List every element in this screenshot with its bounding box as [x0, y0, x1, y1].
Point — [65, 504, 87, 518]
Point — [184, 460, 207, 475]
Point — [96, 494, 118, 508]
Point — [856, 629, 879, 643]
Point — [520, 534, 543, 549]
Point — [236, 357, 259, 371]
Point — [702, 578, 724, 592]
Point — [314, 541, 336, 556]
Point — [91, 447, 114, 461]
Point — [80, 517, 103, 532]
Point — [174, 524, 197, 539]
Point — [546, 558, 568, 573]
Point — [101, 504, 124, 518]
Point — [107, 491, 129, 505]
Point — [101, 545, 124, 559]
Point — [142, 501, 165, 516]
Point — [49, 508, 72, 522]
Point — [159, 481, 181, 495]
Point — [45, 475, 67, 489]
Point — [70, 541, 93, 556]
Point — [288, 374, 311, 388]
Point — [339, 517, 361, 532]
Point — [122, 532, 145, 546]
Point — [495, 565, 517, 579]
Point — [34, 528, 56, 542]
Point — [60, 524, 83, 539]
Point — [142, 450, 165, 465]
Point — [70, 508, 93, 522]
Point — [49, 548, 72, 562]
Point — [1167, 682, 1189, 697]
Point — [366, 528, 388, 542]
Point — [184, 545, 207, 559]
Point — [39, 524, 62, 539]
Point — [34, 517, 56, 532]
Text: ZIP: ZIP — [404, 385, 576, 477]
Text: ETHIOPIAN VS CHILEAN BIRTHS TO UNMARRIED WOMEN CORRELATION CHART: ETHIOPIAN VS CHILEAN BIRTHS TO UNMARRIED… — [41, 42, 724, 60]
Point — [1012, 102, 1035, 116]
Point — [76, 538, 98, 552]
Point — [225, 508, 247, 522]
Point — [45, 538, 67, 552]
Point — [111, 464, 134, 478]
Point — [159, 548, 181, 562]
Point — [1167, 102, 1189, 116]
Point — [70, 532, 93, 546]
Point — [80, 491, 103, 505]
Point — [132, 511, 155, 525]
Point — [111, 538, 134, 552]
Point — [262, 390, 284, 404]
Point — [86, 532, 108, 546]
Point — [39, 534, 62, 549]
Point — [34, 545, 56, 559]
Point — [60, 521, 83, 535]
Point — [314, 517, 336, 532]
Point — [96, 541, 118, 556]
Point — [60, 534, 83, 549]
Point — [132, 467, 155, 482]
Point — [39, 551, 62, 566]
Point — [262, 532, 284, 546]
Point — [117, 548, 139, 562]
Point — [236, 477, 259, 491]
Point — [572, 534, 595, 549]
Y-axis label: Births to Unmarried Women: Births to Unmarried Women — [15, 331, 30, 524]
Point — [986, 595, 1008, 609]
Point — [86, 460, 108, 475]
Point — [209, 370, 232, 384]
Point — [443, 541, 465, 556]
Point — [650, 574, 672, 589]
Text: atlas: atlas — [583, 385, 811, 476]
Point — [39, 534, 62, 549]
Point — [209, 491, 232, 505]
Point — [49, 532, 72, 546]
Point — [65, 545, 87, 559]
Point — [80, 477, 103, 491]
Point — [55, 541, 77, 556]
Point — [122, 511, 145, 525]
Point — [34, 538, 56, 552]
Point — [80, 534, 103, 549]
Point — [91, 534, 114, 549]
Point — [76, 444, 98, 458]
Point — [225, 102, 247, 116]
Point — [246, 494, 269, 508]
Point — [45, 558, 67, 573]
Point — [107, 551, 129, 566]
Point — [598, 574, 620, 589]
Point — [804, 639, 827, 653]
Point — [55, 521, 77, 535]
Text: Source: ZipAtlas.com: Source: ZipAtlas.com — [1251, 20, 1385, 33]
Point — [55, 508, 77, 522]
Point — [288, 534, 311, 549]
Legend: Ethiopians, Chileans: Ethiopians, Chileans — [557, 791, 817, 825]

────────────────────

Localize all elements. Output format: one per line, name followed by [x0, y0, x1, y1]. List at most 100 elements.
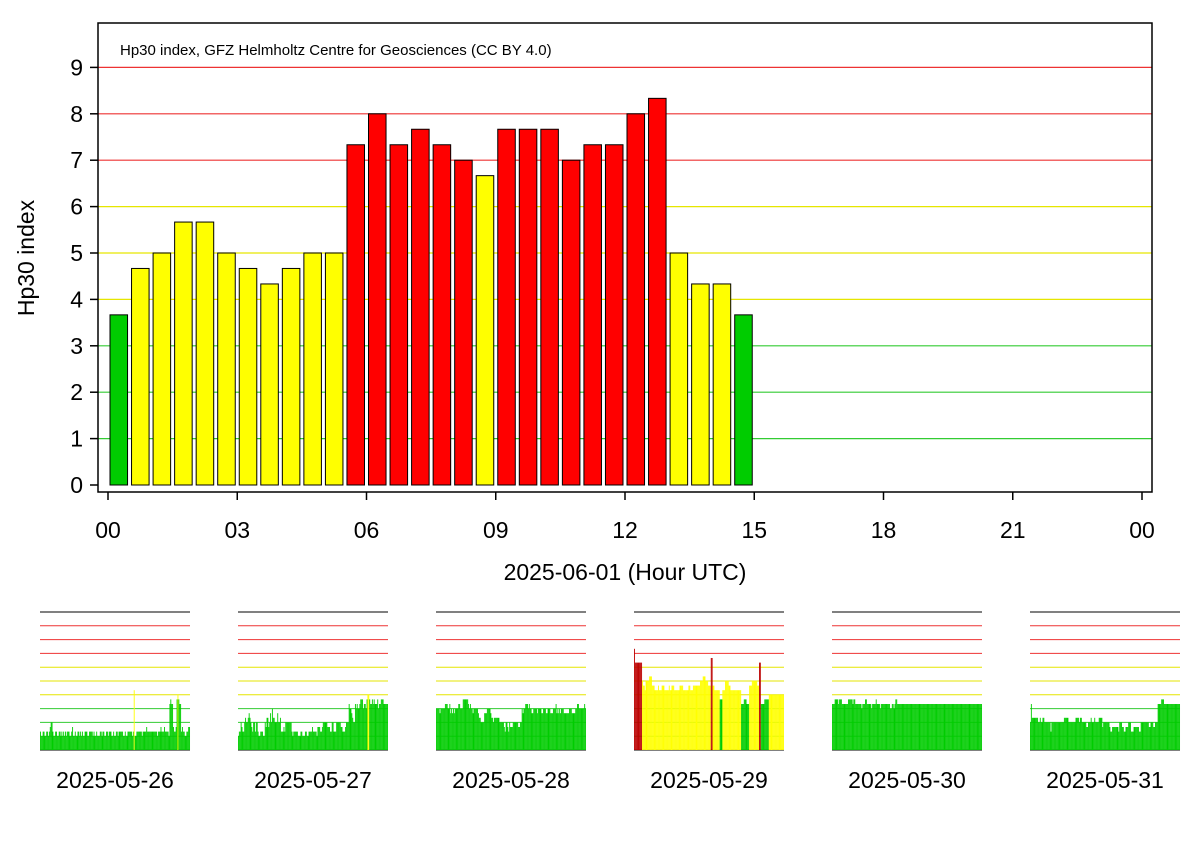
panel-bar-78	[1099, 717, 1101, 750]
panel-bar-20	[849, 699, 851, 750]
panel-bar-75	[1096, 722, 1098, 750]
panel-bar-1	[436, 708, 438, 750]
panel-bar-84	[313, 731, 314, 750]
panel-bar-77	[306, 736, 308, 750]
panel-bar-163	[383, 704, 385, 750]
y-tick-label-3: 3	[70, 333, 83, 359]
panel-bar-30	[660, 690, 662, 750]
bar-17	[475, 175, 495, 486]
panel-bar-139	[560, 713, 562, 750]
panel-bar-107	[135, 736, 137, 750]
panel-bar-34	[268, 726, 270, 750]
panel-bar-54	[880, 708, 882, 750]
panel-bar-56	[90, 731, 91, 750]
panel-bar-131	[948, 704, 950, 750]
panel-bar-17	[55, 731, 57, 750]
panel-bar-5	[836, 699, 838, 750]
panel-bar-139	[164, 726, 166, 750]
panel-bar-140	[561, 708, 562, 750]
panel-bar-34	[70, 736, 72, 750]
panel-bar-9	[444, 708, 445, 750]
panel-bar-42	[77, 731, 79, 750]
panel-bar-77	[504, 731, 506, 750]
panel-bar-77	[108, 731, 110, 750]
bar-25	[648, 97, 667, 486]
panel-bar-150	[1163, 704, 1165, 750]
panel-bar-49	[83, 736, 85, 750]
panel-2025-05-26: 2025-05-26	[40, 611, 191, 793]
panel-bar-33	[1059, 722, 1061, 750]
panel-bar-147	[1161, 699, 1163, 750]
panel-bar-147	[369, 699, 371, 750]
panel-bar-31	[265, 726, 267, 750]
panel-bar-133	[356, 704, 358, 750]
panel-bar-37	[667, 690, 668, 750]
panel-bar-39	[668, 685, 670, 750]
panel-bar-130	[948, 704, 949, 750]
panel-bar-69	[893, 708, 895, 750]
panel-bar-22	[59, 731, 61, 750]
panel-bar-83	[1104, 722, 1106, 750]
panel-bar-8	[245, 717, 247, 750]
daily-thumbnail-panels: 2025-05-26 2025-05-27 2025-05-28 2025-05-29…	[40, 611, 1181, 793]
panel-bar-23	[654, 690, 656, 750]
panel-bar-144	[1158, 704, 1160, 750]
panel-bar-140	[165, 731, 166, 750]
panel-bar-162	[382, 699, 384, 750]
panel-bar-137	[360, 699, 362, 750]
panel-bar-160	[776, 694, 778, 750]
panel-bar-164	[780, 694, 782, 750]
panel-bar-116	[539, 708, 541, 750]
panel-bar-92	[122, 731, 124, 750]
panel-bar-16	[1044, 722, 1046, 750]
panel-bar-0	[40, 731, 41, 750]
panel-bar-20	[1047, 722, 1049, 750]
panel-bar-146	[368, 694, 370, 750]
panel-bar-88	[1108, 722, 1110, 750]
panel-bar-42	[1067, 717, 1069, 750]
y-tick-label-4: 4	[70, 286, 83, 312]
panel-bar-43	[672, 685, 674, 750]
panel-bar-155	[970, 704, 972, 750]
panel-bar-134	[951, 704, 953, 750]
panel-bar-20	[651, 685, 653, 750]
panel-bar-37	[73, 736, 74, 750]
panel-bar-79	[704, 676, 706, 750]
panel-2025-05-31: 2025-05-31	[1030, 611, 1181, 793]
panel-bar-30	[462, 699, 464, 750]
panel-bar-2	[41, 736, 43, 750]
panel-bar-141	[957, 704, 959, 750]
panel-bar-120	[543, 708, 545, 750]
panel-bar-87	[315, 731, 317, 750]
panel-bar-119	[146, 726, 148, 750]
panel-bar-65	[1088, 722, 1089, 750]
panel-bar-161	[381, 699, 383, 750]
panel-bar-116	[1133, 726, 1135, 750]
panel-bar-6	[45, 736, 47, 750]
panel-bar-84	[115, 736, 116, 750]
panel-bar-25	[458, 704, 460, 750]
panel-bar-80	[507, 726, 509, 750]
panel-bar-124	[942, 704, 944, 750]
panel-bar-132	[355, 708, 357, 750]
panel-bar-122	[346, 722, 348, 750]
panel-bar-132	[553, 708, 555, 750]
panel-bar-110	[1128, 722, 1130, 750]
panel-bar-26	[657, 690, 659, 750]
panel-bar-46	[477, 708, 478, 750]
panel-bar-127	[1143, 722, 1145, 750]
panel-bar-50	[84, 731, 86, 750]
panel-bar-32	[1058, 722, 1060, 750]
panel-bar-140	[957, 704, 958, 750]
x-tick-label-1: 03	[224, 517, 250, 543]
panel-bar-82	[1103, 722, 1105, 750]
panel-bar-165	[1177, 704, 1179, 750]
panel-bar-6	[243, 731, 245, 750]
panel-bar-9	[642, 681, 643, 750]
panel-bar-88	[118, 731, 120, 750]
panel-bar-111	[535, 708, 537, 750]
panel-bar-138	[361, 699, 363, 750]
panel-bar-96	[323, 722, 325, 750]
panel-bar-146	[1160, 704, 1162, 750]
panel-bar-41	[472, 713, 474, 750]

────────────────────

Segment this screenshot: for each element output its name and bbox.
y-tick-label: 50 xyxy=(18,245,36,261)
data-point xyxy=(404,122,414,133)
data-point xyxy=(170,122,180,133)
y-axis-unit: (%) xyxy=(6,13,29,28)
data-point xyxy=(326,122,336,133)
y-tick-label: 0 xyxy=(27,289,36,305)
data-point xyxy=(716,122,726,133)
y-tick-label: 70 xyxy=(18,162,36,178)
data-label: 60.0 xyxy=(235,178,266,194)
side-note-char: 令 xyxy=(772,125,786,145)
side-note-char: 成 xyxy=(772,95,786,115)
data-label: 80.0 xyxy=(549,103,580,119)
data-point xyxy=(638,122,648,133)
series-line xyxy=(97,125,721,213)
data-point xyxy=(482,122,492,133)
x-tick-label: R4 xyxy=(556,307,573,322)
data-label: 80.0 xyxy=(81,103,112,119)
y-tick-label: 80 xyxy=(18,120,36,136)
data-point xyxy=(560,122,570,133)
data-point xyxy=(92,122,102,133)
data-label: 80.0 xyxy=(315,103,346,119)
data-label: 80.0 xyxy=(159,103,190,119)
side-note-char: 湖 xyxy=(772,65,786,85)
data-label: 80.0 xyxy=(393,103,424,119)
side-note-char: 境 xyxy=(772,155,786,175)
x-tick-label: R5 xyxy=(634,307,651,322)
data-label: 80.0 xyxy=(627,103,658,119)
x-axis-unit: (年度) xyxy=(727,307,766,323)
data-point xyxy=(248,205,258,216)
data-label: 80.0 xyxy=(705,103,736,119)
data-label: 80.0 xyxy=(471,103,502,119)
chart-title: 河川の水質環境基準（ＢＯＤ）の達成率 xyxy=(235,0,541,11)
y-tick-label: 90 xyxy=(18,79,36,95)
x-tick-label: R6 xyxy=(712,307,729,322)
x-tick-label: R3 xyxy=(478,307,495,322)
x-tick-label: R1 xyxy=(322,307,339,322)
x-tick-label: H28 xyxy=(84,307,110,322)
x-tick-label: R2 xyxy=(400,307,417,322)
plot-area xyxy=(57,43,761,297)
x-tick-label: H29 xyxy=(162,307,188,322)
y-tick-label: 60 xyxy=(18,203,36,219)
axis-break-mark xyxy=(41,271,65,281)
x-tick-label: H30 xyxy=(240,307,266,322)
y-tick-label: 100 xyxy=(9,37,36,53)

────────────────────

### GIVEN TASK
Please edit the listing lines, starting at the line that has "717, 1101, 750]" and stopping after the line that has "704, 950, 750]", replacing "panel-bar" with "histogram-bar" and leaving everything else unchanged. Return only those lines.

### COMPLETED EXERCISE
histogram-bar-78	[1099, 717, 1101, 750]
histogram-bar-20	[849, 699, 851, 750]
histogram-bar-75	[1096, 722, 1098, 750]
histogram-bar-1	[436, 708, 438, 750]
histogram-bar-84	[313, 731, 314, 750]
histogram-bar-77	[306, 736, 308, 750]
histogram-bar-163	[383, 704, 385, 750]
y-tick-label-3: 3	[70, 333, 83, 359]
histogram-bar-30	[660, 690, 662, 750]
bar-17	[475, 175, 495, 486]
histogram-bar-139	[560, 713, 562, 750]
histogram-bar-107	[135, 736, 137, 750]
histogram-bar-34	[268, 726, 270, 750]
histogram-bar-54	[880, 708, 882, 750]
histogram-bar-56	[90, 731, 91, 750]
histogram-bar-131	[948, 704, 950, 750]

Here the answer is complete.